SET OF TASKS:
A. In the text on call options and intrinsic value, what does the premium of an option equal?
B. Pick up the text on call options and intrinsic value where it stops and continue it.

TEXT BLOCK:

-- begin --

But as a contract itself, a 70 call provides the right to buy stock at 70. A lot of people think of calls kind of like a coupon that you get through a store. So for example, let's say that there is a coupon to buy, I don't know, a TV for 70 bucks. That'd be pretty good deal. So a store puts out a coupon to buy a TV for 70 bucks. What is that coupon? The coupon is the right to buy the TV for 70 bucks.
If we think about it, the store that created that coupon has the obligation to sell that TV for 70 bucks. So again, the coupon itself is the right to buy a TV at 70 bucks. But the person that wrote that coupon or created that coupon has the obligation to sell that TV for 70 bucks. And that's kind of how you want to think about an option. A70 call is the right to buy stock at 70. And if you hold that option or own that option, you own that right.
But there's also another side. The person that wrote that option, the seller of that option has the obligation to sell stock at 70 should they get exercised. And that's a big if not every option is exercised. We might get to the expiration date and there might not be any intrinsic value and would might not make any sense for the holder to exercise their contract. But let's get back to the original example. A 70 call has $5 of intrinsic value when the market is at 75.
It's because that call gives the right to buy at 70 when the market is offering the same security for 75. Now, here's something that might be kind of difficult to do. You need to remove intrinsic value from the term good, meaning that intrinsic value is not always a good thing. Let's clarify intrinsic value is good for the long side.
Meaning that an investor that purchases an option wants to gain intrinsic value. They want to exercise their option, otherwise they spent money on something that just expires. But the person that wrote the option contract that sold the option contract, They don't want intrinsic value.
Intrinsic value is bad news to them because intrinsic value means they're likely going to have to fulfill their obligation. And whenever a writer, a seller of an option contract, has to fulfill their obligation, they are losing some amount of money. They might not end up with an overall loss, but when an option is exercised, the writer is losing some amount of money. If they lose more than the original premium they received upfront, that is when they have an overall loss. So with all that being said, let's summarize the point.
Intrinsic value is good for the long side, bad for the short side. Now something else that you should keep in mind, intrinsic value does not directly involve the premium and that's kind of tough to say on the surface. The premium and the intrinsic value are connected. The intrinsic value of an option influences the premium of the option, but intrinsic value itself does not involve the premium. So for example, with our numbers here.
70 call when the market price is at 75, that's $5 of intrinsic value And that would be the case whether the option had a premium of six or a premium of nine or a premium of 15. Now the option in this example would never have a premium of less than five if you were to breakdown the premium.
Premium is equal to intrinsic value plus the time value of the option. If the intrinsic value is five, the premium is always going to be at least $5. The more time an option has until it expires, the more time value it has and the more expensive the overall premium is. The option would never have a premium of less than five, but the premium could literally be any number above 5. Intrinsic value only relates to the value that the option provides upon.

-- end --

RECORDS:
-- begin --

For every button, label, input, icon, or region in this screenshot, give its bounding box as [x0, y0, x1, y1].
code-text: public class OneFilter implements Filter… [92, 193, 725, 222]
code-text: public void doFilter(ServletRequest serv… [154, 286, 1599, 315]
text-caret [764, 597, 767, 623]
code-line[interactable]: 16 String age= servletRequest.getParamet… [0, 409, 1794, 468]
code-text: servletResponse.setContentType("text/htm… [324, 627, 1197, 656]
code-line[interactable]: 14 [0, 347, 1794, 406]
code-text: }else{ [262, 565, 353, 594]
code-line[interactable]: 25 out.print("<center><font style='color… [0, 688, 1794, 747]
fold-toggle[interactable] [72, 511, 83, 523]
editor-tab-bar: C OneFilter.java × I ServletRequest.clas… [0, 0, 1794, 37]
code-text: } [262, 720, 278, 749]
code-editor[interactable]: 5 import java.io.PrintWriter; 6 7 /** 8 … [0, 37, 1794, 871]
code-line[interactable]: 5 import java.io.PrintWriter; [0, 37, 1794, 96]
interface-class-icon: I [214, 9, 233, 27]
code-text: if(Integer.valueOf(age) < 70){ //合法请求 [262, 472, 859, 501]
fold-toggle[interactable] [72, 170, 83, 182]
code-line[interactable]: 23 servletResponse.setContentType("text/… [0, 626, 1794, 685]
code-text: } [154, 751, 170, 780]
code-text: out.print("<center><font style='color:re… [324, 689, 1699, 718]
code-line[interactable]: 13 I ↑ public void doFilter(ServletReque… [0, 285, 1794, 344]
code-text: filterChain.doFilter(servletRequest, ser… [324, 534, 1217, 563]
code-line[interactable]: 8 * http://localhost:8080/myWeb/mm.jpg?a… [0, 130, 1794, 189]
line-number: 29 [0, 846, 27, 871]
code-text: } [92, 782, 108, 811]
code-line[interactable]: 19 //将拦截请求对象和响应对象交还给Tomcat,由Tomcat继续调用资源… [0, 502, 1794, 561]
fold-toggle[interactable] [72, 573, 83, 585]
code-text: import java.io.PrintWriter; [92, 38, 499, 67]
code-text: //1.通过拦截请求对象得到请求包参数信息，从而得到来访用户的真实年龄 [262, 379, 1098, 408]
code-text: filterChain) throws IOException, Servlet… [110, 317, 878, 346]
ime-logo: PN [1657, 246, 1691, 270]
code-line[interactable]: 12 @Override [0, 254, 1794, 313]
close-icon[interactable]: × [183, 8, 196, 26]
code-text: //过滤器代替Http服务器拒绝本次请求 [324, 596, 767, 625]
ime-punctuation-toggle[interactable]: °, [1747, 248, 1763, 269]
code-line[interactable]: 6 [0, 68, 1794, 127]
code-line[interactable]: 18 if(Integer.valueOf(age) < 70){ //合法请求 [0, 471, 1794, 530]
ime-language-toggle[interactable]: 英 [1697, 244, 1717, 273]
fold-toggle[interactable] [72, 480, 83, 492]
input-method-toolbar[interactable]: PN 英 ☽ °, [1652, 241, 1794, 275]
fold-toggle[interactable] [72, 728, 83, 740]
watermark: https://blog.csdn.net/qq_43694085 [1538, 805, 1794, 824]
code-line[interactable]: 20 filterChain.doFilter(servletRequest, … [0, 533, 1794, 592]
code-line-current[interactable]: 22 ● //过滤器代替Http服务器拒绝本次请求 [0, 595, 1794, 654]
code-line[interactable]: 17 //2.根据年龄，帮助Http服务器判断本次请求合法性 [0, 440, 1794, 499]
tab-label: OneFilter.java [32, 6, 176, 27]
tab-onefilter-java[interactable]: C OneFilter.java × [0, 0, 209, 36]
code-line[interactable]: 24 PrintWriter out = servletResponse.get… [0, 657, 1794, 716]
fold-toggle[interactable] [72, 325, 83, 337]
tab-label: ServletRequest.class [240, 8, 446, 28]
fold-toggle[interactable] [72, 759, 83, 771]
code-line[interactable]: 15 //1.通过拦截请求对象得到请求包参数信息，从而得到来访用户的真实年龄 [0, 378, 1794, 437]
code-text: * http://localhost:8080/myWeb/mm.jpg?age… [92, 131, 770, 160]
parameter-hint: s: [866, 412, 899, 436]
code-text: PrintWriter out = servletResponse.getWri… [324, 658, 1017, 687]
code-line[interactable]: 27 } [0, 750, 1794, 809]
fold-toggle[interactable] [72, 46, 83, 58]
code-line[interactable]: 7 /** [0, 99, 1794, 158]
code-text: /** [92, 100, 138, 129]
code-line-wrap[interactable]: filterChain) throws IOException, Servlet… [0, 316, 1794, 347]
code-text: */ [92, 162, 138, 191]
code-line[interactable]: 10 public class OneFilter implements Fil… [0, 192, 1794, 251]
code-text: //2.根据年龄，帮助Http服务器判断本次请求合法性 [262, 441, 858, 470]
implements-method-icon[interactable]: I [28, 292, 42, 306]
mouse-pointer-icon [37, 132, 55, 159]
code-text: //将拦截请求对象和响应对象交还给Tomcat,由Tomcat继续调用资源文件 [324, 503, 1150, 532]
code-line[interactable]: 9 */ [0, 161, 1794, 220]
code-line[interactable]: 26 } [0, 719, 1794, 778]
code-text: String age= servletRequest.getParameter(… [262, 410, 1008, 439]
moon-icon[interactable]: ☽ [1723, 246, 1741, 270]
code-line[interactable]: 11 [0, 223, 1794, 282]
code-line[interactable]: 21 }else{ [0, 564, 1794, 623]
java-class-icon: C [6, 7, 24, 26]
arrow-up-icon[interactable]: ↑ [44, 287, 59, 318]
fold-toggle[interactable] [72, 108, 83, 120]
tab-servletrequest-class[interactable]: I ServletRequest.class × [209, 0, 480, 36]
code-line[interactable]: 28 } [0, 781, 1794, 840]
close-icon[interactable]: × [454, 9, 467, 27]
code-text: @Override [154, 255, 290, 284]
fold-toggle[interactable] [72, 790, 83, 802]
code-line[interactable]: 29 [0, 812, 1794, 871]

-- end --

EXPECTED RESULTS:
A. The intrinsic value plus the time value of the option.

B.
Exercise and if the holder of the option has the right to buy stock at 70 when the market price is offering the same stock for 75, that's again $5 of intrinsic value and that's all we're focusing on. Another thing to be aware of is that intrinsic value does not necessarily mean profit. The investor can exercise the option and buy stock at 70 and sell that stock for 75 in the market making a $5 per share profit, but if the premium.
Cost the equivalent of $6 per share. They're losing a dollar per share, and given that every option contract covers 100 shares, that would be a $100 overall loss per contract. Again, I'm going to sound like a broken record, but the intrinsic value only reflects the value of the option to the holder upon the exercise of the contract if they spent a bunch of money on the option premium and made less back when they exercised.
They're losing. So again, intrinsic value should not be tied to profit. A holder of a contract can have intrinsic value and both be profitable or unprofitable. It really depends on the big picture.
There's one more thing that we need to cover and then we're going to look at a practice question together to implement the stuff we've learned in this video. In the achievable materials, we use the term call up, put down. We didn't make up this term. This term has been around in the options markets forever and it's a great term to remember. So let's focus on the call up. Part of it calls gain intrinsic value when the market price goes up above the strike price, call up.
And that's the case with our example. If we have a 70 call when the market price is 75, that is five points above the strike price call up. The option has intrinsic value. Now if the market price was anywhere below 70, we would say that it has no intrinsic value. Let's say the market price was at 68.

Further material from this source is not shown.